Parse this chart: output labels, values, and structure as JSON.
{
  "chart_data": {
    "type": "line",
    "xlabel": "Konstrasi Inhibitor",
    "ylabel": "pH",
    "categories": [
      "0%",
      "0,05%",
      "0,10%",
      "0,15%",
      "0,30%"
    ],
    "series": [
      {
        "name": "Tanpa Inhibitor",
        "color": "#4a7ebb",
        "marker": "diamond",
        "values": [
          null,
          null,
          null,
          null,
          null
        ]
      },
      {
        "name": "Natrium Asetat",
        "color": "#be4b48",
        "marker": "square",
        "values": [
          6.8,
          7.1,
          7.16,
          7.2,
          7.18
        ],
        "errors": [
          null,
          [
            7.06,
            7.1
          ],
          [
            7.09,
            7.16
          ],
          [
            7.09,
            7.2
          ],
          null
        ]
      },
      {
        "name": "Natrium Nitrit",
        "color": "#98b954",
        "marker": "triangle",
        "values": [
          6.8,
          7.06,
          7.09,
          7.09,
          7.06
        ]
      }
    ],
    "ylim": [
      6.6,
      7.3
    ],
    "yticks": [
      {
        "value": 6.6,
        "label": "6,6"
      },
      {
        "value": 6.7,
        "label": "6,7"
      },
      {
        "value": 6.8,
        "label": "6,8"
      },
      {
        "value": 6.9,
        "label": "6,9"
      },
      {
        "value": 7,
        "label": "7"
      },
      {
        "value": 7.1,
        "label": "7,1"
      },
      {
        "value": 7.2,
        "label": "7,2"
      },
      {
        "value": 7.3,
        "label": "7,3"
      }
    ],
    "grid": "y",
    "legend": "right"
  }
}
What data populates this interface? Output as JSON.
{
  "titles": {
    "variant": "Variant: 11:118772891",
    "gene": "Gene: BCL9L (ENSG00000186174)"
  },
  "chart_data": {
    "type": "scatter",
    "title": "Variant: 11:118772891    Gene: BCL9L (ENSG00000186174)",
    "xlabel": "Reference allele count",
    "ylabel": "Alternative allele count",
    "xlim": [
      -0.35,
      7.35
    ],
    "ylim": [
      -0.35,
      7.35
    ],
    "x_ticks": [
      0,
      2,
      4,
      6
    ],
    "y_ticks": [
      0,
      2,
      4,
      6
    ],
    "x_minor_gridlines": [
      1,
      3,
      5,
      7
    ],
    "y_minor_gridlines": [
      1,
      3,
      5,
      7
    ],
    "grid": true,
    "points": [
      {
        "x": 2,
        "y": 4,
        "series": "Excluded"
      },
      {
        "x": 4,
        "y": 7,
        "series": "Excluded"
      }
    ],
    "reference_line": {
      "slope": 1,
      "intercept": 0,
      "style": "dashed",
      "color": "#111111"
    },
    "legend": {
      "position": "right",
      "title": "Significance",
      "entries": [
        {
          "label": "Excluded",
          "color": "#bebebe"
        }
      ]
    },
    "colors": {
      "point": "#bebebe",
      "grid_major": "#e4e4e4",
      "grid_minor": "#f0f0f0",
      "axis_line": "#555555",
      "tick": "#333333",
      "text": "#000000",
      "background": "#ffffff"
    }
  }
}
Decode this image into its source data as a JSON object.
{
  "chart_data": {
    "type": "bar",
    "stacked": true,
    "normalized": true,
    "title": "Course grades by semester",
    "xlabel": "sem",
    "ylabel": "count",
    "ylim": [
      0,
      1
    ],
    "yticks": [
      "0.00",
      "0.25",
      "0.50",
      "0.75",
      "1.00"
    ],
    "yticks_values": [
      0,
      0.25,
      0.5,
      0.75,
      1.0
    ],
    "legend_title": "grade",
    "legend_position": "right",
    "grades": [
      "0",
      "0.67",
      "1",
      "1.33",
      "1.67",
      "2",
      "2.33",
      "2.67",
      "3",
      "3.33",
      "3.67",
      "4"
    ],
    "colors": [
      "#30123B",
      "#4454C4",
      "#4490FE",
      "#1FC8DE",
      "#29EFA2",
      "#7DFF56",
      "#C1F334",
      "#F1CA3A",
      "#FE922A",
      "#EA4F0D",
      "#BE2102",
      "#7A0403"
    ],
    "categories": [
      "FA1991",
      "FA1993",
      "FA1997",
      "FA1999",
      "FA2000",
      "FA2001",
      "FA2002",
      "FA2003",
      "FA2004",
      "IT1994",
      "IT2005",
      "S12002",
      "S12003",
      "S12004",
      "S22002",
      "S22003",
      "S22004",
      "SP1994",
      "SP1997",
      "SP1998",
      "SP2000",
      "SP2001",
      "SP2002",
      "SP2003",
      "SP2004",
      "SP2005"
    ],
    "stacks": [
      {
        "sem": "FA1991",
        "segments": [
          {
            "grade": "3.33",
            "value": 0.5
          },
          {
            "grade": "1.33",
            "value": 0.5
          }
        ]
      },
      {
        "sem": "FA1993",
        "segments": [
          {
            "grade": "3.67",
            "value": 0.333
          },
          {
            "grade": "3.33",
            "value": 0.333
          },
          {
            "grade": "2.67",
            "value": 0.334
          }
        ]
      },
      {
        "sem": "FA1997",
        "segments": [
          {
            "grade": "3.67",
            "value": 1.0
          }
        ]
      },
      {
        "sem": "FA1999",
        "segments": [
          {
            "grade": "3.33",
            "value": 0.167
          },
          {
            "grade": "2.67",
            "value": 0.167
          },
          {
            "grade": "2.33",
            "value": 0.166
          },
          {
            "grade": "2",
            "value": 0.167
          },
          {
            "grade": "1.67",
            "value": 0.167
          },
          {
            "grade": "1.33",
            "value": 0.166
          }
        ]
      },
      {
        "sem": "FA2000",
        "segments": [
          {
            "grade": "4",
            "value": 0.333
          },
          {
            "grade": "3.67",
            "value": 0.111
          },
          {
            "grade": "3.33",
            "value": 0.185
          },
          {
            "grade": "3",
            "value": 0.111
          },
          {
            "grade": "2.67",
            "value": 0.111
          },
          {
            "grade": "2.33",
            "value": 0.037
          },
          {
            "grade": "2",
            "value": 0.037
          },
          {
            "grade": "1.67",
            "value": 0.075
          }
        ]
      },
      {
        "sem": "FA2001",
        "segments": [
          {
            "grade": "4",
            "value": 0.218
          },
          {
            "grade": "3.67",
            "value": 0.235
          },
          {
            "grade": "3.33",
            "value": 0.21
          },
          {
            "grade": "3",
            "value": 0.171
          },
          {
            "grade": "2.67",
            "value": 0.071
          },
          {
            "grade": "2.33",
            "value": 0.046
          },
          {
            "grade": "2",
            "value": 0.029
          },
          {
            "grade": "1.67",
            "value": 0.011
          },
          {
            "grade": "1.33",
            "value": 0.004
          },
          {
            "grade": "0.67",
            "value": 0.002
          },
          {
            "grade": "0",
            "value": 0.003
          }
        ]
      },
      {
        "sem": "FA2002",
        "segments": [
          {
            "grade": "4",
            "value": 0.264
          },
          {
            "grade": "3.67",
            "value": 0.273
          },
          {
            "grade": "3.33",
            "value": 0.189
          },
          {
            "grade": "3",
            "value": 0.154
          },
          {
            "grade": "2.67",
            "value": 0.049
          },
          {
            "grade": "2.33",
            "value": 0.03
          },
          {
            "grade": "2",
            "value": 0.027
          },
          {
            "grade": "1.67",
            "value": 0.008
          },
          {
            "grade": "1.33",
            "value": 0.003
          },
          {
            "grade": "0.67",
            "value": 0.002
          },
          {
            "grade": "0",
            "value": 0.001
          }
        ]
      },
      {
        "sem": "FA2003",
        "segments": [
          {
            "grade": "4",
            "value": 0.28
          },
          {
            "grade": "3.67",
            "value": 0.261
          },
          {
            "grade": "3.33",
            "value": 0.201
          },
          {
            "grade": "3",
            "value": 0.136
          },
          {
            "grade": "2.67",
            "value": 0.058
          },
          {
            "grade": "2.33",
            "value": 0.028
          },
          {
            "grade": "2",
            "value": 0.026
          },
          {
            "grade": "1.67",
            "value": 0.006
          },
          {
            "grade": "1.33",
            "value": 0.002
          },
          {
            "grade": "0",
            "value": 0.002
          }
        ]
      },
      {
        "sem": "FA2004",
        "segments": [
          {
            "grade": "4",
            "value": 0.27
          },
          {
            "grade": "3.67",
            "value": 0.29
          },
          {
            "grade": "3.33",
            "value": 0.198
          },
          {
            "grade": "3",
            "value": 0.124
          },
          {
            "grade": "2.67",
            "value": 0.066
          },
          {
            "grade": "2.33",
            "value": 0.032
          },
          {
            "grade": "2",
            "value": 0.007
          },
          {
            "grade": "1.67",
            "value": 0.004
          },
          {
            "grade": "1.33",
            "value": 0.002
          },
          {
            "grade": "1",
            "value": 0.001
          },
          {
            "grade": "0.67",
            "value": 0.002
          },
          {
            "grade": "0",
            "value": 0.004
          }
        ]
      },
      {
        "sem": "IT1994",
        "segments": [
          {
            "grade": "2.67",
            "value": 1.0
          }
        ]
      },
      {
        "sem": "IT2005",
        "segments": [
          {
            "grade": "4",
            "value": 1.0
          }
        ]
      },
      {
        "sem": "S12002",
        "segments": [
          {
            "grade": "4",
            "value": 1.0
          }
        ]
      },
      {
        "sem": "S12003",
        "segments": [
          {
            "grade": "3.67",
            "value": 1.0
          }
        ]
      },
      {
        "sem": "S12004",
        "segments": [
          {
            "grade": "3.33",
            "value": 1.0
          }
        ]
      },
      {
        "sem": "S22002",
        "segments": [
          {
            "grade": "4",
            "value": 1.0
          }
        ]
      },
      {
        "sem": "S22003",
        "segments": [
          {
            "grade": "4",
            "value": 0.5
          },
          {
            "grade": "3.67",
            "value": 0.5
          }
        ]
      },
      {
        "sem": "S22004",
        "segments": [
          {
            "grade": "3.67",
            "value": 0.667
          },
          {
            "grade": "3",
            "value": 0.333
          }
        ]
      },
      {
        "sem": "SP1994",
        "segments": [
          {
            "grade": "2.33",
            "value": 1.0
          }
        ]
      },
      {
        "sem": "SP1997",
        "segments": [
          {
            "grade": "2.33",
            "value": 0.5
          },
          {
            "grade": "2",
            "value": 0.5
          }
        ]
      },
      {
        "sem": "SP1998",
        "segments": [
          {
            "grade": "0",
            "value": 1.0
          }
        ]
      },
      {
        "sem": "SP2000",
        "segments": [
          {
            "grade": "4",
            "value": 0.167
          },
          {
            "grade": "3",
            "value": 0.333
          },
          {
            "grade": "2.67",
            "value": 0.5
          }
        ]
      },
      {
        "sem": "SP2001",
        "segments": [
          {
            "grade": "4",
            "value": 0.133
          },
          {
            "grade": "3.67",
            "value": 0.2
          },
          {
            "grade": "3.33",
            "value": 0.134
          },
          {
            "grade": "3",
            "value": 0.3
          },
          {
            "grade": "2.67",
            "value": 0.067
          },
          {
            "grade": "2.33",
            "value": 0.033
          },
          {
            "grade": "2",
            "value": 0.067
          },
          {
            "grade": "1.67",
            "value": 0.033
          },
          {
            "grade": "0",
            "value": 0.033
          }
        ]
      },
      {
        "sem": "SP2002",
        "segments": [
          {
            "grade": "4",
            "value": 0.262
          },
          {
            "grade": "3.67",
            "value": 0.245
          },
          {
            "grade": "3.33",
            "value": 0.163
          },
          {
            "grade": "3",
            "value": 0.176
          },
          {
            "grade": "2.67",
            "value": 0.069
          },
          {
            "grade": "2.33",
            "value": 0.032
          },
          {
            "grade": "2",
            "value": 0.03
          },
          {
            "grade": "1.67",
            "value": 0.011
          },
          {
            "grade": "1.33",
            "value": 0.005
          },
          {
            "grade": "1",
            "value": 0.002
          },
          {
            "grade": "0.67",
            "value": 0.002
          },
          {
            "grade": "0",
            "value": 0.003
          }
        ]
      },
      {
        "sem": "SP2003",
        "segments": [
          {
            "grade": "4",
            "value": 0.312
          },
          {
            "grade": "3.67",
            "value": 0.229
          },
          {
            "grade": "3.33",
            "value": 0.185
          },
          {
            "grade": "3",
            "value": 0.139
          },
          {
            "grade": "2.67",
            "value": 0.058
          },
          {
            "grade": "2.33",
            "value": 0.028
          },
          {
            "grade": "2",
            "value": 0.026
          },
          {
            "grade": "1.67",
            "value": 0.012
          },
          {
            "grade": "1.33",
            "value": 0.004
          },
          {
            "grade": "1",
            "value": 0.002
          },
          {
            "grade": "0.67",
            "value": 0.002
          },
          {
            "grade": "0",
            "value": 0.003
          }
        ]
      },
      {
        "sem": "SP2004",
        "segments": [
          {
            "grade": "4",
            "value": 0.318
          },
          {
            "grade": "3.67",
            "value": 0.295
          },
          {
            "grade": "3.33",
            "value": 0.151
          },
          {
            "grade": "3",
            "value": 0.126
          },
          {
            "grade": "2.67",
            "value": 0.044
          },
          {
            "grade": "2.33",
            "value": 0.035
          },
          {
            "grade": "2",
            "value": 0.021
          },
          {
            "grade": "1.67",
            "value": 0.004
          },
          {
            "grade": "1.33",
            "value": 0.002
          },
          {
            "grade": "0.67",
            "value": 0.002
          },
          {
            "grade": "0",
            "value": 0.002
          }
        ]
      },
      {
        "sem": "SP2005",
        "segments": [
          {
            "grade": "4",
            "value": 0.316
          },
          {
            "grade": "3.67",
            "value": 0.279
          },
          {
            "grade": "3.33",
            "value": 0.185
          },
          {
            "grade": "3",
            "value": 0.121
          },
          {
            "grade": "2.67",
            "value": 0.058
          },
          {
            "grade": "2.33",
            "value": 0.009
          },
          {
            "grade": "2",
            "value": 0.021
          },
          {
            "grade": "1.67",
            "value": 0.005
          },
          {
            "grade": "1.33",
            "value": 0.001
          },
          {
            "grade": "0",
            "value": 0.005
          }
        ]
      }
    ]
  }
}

# [Required task]
Gather all lines of the records that include the word "Natrium".

# [Solution for this problem]
        "name": "Natrium Asetat",
        "name": "Natrium Nitrit",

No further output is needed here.